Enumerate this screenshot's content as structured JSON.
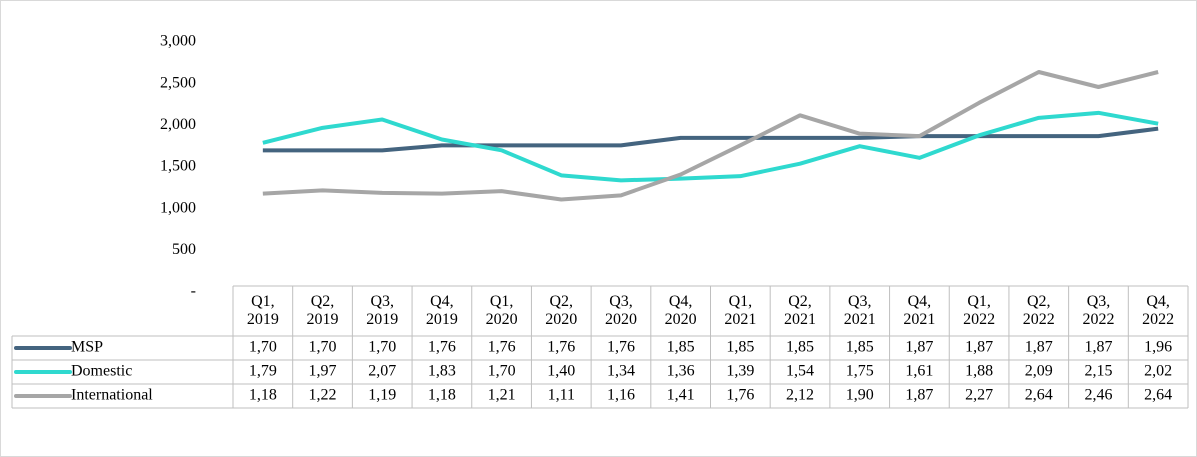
{
  "chart_data": {
    "type": "line",
    "categories": [
      "Q1, 2019",
      "Q2, 2019",
      "Q3, 2019",
      "Q4, 2019",
      "Q1, 2020",
      "Q2, 2020",
      "Q3, 2020",
      "Q4, 2020",
      "Q1, 2021",
      "Q2, 2021",
      "Q3, 2021",
      "Q4, 2021",
      "Q1, 2022",
      "Q2, 2022",
      "Q3, 2022",
      "Q4, 2022"
    ],
    "series": [
      {
        "name": "MSP",
        "color": "#44647f",
        "values": [
          1700,
          1700,
          1700,
          1760,
          1760,
          1760,
          1760,
          1850,
          1850,
          1850,
          1850,
          1870,
          1870,
          1870,
          1870,
          1960
        ],
        "value_labels": [
          "1,70",
          "1,70",
          "1,70",
          "1,76",
          "1,76",
          "1,76",
          "1,76",
          "1,85",
          "1,85",
          "1,85",
          "1,85",
          "1,87",
          "1,87",
          "1,87",
          "1,87",
          "1,96"
        ]
      },
      {
        "name": "Domestic",
        "color": "#2fd9cf",
        "values": [
          1790,
          1970,
          2070,
          1830,
          1700,
          1400,
          1340,
          1360,
          1390,
          1540,
          1750,
          1610,
          1880,
          2090,
          2150,
          2020
        ],
        "value_labels": [
          "1,79",
          "1,97",
          "2,07",
          "1,83",
          "1,70",
          "1,40",
          "1,34",
          "1,36",
          "1,39",
          "1,54",
          "1,75",
          "1,61",
          "1,88",
          "2,09",
          "2,15",
          "2,02"
        ]
      },
      {
        "name": "International",
        "color": "#a6a6a6",
        "values": [
          1180,
          1220,
          1190,
          1180,
          1210,
          1110,
          1160,
          1410,
          1760,
          2120,
          1900,
          1870,
          2270,
          2640,
          2460,
          2640
        ],
        "value_labels": [
          "1,18",
          "1,22",
          "1,19",
          "1,18",
          "1,21",
          "1,11",
          "1,16",
          "1,41",
          "1,76",
          "2,12",
          "1,90",
          "1,87",
          "2,27",
          "2,64",
          "2,46",
          "2,64"
        ]
      }
    ],
    "ylim": [
      0,
      3000
    ],
    "yticks": [
      {
        "value": 0,
        "label": "-"
      },
      500,
      {
        "value": 1000,
        "label": "1,000"
      },
      {
        "value": 1500,
        "label": "1,500"
      },
      {
        "value": 2000,
        "label": "2,000"
      },
      {
        "value": 2500,
        "label": "2,500"
      },
      {
        "value": 3000,
        "label": "3,000"
      }
    ],
    "grid": false
  }
}
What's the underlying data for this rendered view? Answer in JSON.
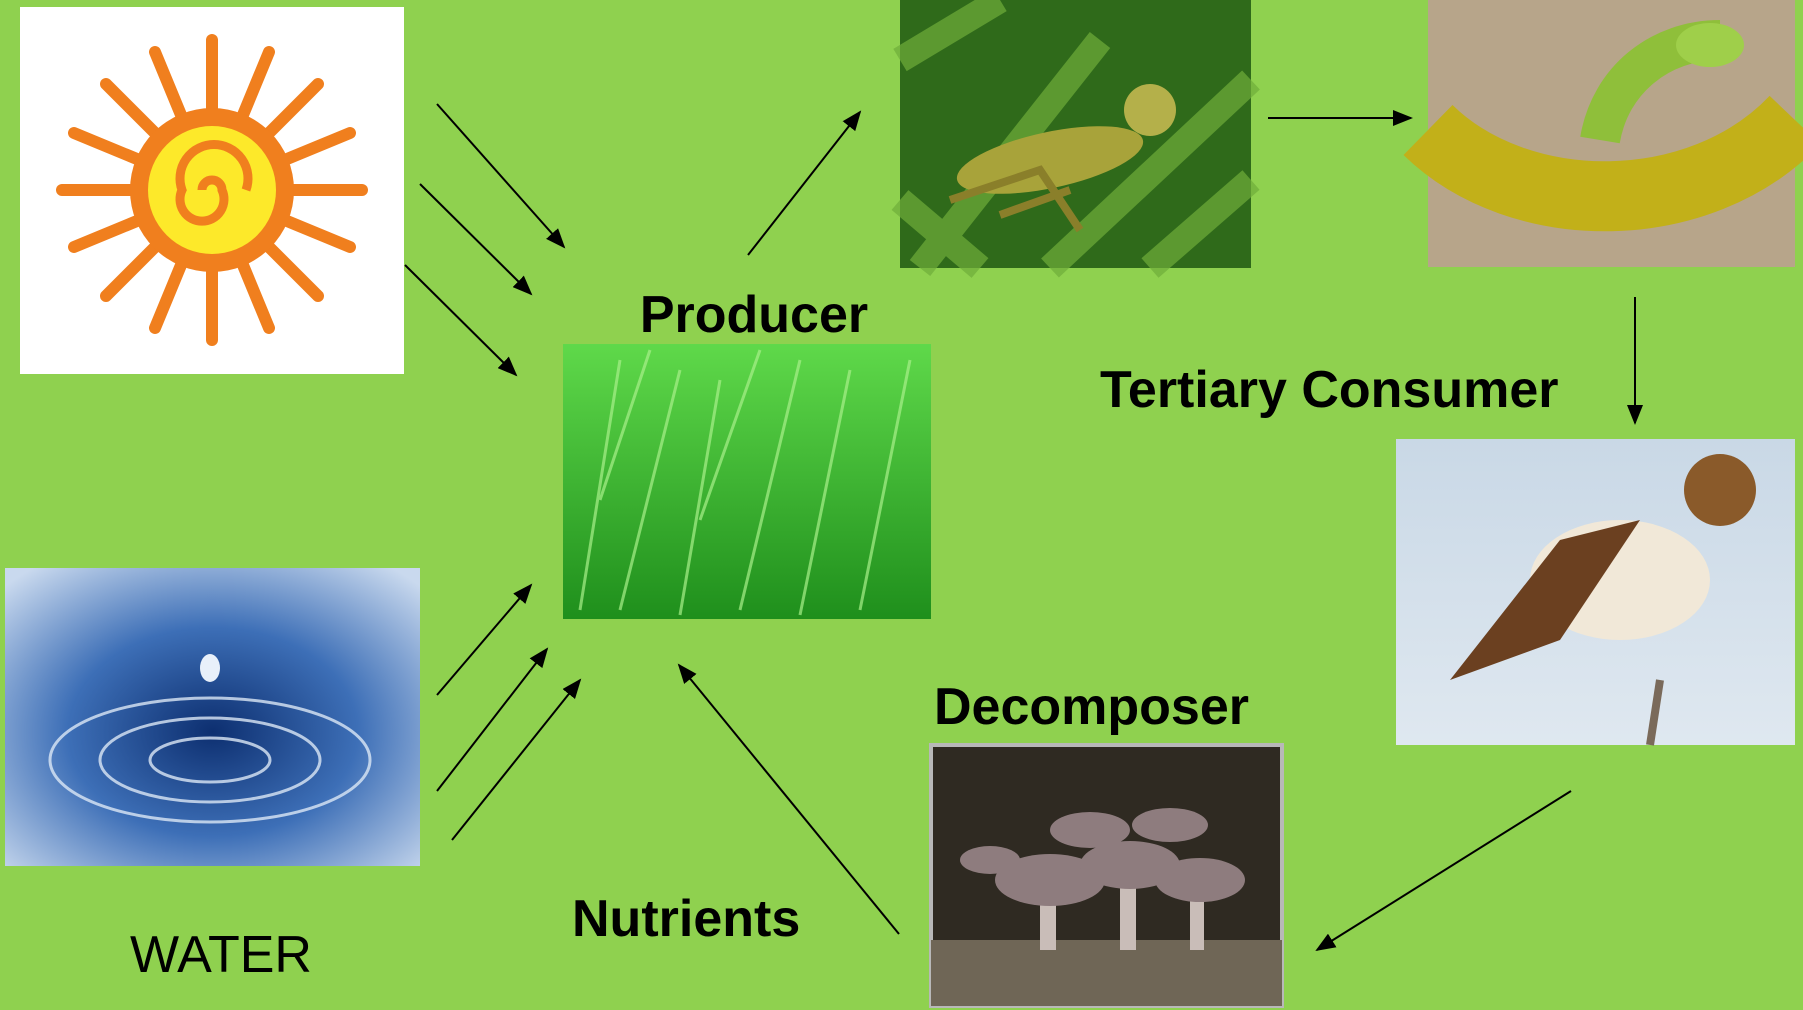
{
  "labels": {
    "producer": "Producer",
    "tertiary_consumer": "Tertiary Consumer",
    "decomposer": "Decomposer",
    "nutrients": "Nutrients",
    "water": "WATER"
  }
}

# [YOUR TASK]
Leaving the pictures aside, transcribe the entire listing exactly.

# [OUTPUT OF THE TASK]
Enumerate this screenshot's content as structured JSON.
{
  "chart_data": {
    "type": "line",
    "categories": [
      "Q1, 2019",
      "Q2, 2019",
      "Q3, 2019",
      "Q4, 2019",
      "Q1, 2020",
      "Q2, 2020",
      "Q3, 2020",
      "Q4, 2020",
      "Q1, 2021",
      "Q2, 2021",
      "Q3, 2021",
      "Q4, 2021",
      "Q1, 2022",
      "Q2, 2022",
      "Q3, 2022",
      "Q4, 2022"
    ],
    "series": [
      {
        "name": "MSP",
        "color": "#44647f",
        "values": [
          1700,
          1700,
          1700,
          1760,
          1760,
          1760,
          1760,
          1850,
          1850,
          1850,
          1850,
          1870,
          1870,
          1870,
          1870,
          1960
        ],
        "value_labels": [
          "1,70",
          "1,70",
          "1,70",
          "1,76",
          "1,76",
          "1,76",
          "1,76",
          "1,85",
          "1,85",
          "1,85",
          "1,85",
          "1,87",
          "1,87",
          "1,87",
          "1,87",
          "1,96"
        ]
      },
      {
        "name": "Domestic",
        "color": "#2fd9cf",
        "values": [
          1790,
          1970,
          2070,
          1830,
          1700,
          1400,
          1340,
          1360,
          1390,
          1540,
          1750,
          1610,
          1880,
          2090,
          2150,
          2020
        ],
        "value_labels": [
          "1,79",
          "1,97",
          "2,07",
          "1,83",
          "1,70",
          "1,40",
          "1,34",
          "1,36",
          "1,39",
          "1,54",
          "1,75",
          "1,61",
          "1,88",
          "2,09",
          "2,15",
          "2,02"
        ]
      },
      {
        "name": "International",
        "color": "#a6a6a6",
        "values": [
          1180,
          1220,
          1190,
          1180,
          1210,
          1110,
          1160,
          1410,
          1760,
          2120,
          1900,
          1870,
          2270,
          2640,
          2460,
          2640
        ],
        "value_labels": [
          "1,18",
          "1,22",
          "1,19",
          "1,18",
          "1,21",
          "1,11",
          "1,16",
          "1,41",
          "1,76",
          "2,12",
          "1,90",
          "1,87",
          "2,27",
          "2,64",
          "2,46",
          "2,64"
        ]
      }
    ],
    "ylim": [
      0,
      3000
    ],
    "yticks": [
      {
        "value": 0,
        "label": "-"
      },
      500,
      {
        "value": 1000,
        "label": "1,000"
      },
      {
        "value": 1500,
        "label": "1,500"
      },
      {
        "value": 2000,
        "label": "2,000"
      },
      {
        "value": 2500,
        "label": "2,500"
      },
      {
        "value": 3000,
        "label": "3,000"
      }
    ],
    "grid": false
  }
}
What's the underlying data for this rendered view? Answer in JSON.
{
  "labels": {
    "producer": "Producer",
    "tertiary_consumer": "Tertiary Consumer",
    "decomposer": "Decomposer",
    "nutrients": "Nutrients",
    "water": "WATER"
  }
}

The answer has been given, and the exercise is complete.